* Records from a collection of figures *
★ ★ ★
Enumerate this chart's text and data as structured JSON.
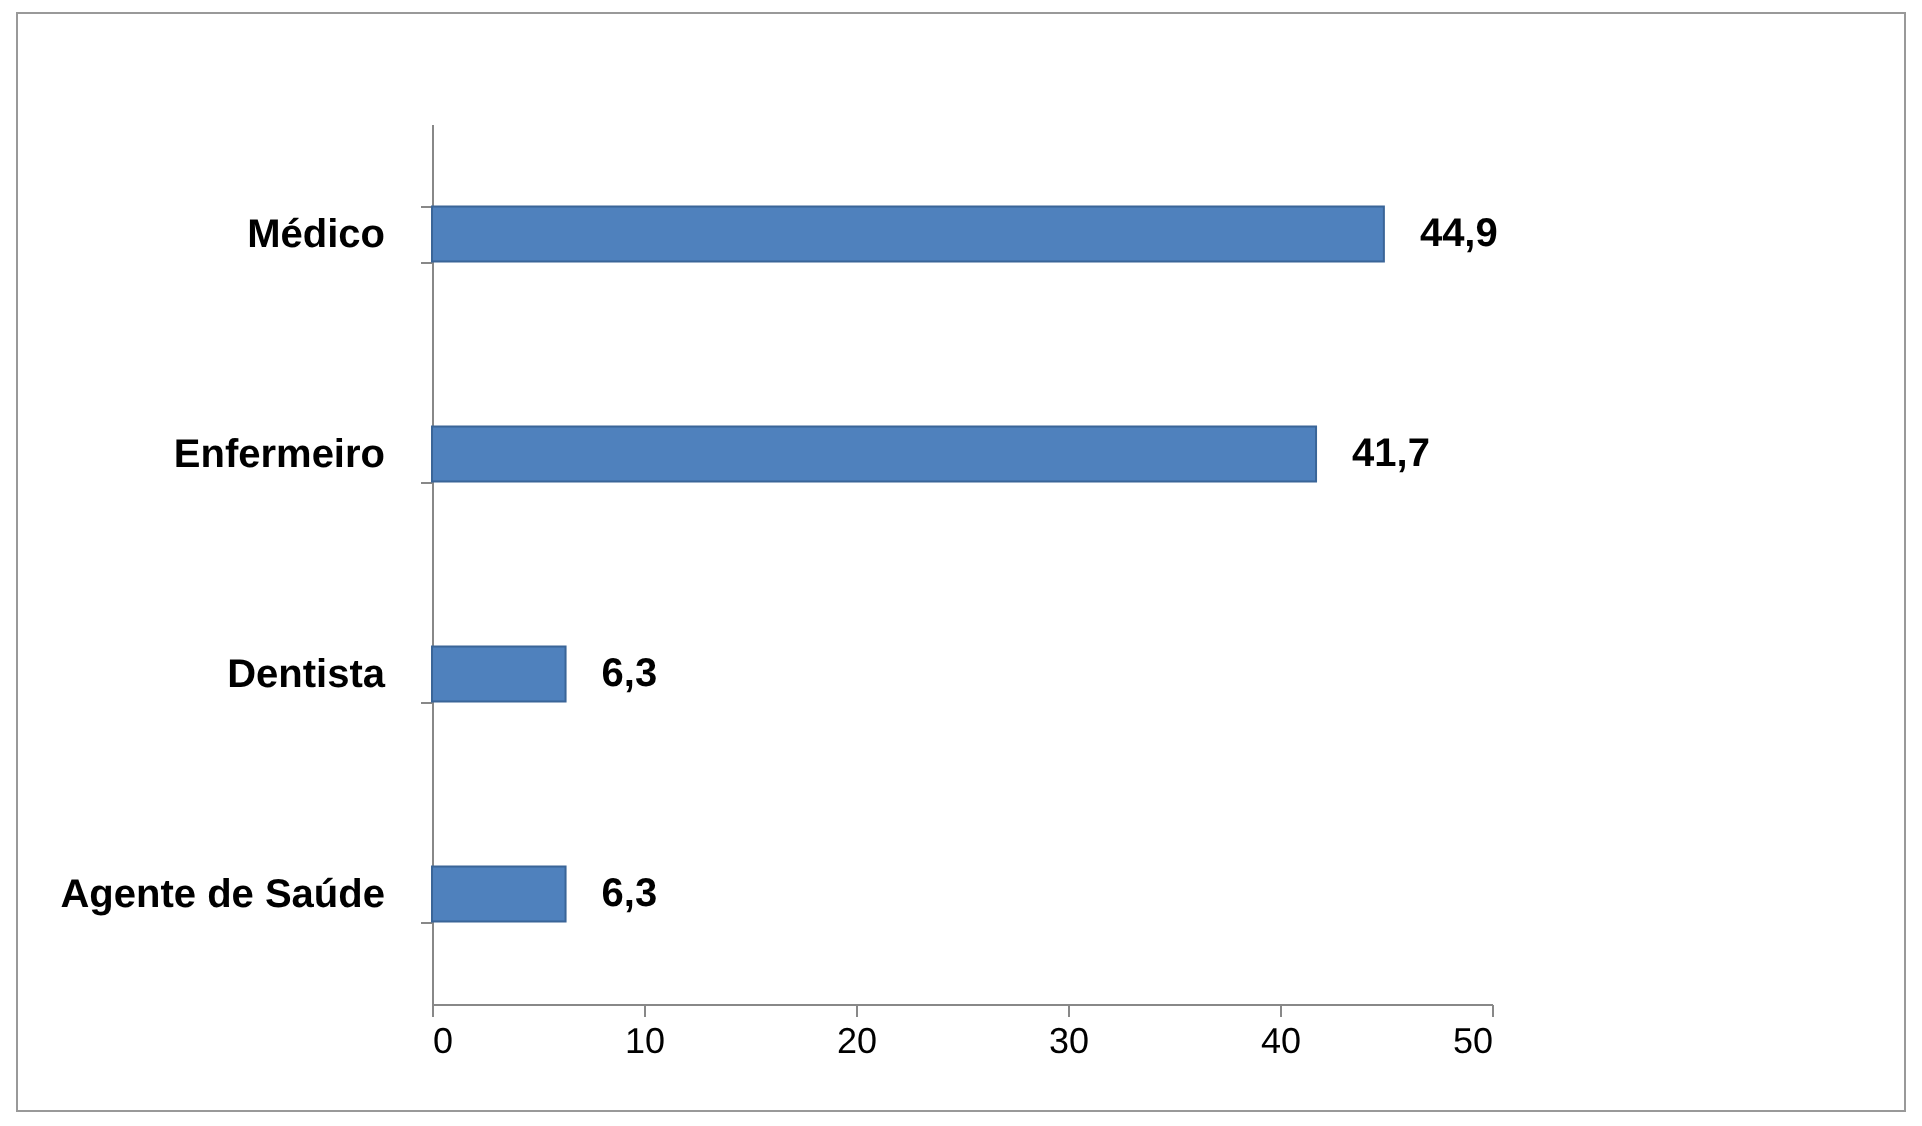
{
  "chart_data": {
    "type": "bar",
    "orientation": "horizontal",
    "categories": [
      "Médico",
      "Enfermeiro",
      "Dentista",
      "Agente de Saúde"
    ],
    "values": [
      44.9,
      41.7,
      6.3,
      6.3
    ],
    "value_labels": [
      "44,9",
      "41,7",
      "6,3",
      "6,3"
    ],
    "color": "#4f81bd",
    "xlim": [
      0,
      50
    ],
    "xticks": [
      0,
      10,
      20,
      30,
      40,
      50
    ]
  }
}
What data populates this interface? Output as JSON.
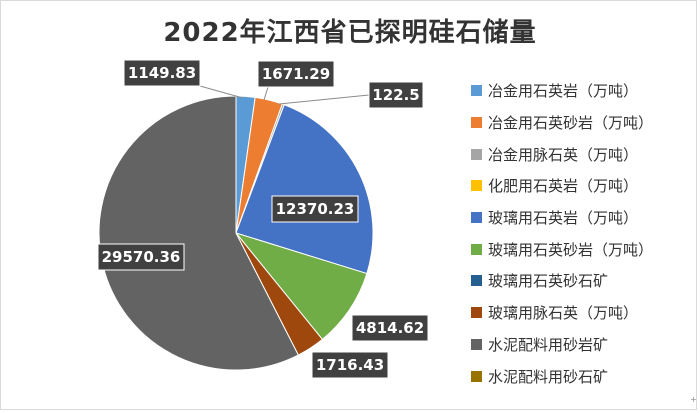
{
  "chart_data": {
    "type": "pie",
    "title": "2022年江西省已探明硅石储量",
    "slices": [
      {
        "label": "冶金用石英岩（万吨）",
        "value": 1149.83,
        "color": "#5b9bd5",
        "data_label": "1149.83"
      },
      {
        "label": "冶金用石英砂岩（万吨）",
        "value": 1671.29,
        "color": "#ed7d31",
        "data_label": "1671.29"
      },
      {
        "label": "冶金用脉石英（万吨）",
        "value": 122.5,
        "color": "#a5a5a5",
        "data_label": "122.5"
      },
      {
        "label": "化肥用石英岩（万吨）",
        "value": 0,
        "color": "#ffc000",
        "data_label": ""
      },
      {
        "label": "玻璃用石英岩（万吨）",
        "value": 12370.23,
        "color": "#4472c4",
        "data_label": "12370.23"
      },
      {
        "label": "玻璃用石英砂岩（万吨）",
        "value": 4814.62,
        "color": "#70ad47",
        "data_label": "4814.62"
      },
      {
        "label": "玻璃用石英砂石矿",
        "value": 0,
        "color": "#255e91",
        "data_label": ""
      },
      {
        "label": "玻璃用脉石英（万吨）",
        "value": 1716.43,
        "color": "#9e480e",
        "data_label": "1716.43"
      },
      {
        "label": "水泥配料用砂岩矿",
        "value": 29570.36,
        "color": "#636363",
        "data_label": "29570.36"
      },
      {
        "label": "水泥配料用砂石矿",
        "value": 0,
        "color": "#997300",
        "data_label": ""
      }
    ],
    "legend_position": "right"
  },
  "corner_mark": "+"
}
★ ★ ★
* AIM *
Gather from the data above every line with the string "color".

* SOLVED PROBLEM *
    "color": "#4f81bd",
        "color": "#5b9bd5",
        "color": "#ed7d31",
        "color": "#a5a5a5",
        "color": "#ffc000",
        "color": "#4472c4",
        "color": "#70ad47",
        "color": "#255e91",
        "color": "#9e480e",
        "color": "#636363",
        "color": "#997300",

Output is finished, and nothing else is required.